- **WHAT IS ASKED**: Determine how many lines of the entries contain "service". Reply with that number alone.

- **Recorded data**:
--- --- ---

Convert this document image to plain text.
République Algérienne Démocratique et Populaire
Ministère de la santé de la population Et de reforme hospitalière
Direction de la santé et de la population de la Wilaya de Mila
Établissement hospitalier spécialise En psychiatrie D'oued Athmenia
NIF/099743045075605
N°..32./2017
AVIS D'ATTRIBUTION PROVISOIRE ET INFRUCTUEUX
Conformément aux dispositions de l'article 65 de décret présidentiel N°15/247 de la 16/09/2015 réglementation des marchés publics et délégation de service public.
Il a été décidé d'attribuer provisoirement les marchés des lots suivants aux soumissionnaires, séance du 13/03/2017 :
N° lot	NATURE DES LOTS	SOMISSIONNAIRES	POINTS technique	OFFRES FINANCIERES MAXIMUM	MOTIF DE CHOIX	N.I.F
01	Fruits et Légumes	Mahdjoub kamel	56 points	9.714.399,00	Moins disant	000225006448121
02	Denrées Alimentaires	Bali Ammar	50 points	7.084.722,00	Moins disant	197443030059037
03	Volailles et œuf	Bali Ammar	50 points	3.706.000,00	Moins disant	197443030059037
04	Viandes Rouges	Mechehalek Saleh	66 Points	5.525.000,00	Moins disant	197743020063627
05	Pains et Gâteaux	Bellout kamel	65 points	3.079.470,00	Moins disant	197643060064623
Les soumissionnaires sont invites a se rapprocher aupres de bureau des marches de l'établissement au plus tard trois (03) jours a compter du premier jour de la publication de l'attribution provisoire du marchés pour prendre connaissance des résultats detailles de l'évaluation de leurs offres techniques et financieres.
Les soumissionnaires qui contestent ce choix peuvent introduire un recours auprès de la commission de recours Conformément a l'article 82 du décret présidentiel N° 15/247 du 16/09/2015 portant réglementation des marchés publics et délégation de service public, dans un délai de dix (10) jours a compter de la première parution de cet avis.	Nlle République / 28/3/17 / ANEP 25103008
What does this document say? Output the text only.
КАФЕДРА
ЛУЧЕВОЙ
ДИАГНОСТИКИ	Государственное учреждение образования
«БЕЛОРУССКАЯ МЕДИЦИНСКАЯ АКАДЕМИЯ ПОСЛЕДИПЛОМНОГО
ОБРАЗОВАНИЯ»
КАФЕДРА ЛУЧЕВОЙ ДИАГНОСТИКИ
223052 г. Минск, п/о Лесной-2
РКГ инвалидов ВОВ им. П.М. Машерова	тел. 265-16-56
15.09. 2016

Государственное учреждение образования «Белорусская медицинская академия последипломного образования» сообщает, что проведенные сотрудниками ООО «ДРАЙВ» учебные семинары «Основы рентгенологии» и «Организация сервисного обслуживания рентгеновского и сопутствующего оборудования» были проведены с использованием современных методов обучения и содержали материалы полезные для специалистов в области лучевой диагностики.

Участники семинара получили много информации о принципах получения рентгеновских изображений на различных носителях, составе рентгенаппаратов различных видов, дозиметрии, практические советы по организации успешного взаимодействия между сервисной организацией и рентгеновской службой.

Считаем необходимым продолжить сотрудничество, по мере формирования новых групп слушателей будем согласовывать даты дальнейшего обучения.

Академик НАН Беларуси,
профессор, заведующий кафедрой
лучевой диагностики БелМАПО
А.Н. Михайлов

--- --- ---

- **REPLY**: 2